Filter the records below down to lines containing "source".

Input records:

┌────────

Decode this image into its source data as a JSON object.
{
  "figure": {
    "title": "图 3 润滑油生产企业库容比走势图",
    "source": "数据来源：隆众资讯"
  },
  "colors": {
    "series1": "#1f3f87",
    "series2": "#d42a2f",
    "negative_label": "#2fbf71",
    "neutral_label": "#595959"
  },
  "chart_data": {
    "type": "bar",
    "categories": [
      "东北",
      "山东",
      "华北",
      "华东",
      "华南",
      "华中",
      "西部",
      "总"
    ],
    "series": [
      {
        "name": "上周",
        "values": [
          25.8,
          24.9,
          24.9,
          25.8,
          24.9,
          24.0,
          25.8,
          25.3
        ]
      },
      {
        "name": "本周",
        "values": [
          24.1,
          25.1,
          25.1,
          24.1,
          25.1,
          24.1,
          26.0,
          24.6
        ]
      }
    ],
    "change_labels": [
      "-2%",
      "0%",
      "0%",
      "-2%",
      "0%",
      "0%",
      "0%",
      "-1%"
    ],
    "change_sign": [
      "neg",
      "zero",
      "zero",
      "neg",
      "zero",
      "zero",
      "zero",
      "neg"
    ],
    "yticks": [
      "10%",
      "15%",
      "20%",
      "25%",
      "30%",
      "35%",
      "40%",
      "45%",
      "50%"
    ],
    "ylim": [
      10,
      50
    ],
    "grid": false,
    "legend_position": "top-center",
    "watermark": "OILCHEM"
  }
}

└────────

Output:
Decode this image into its source data as a JSON object.
    "source": "数据来源：隆众资讯"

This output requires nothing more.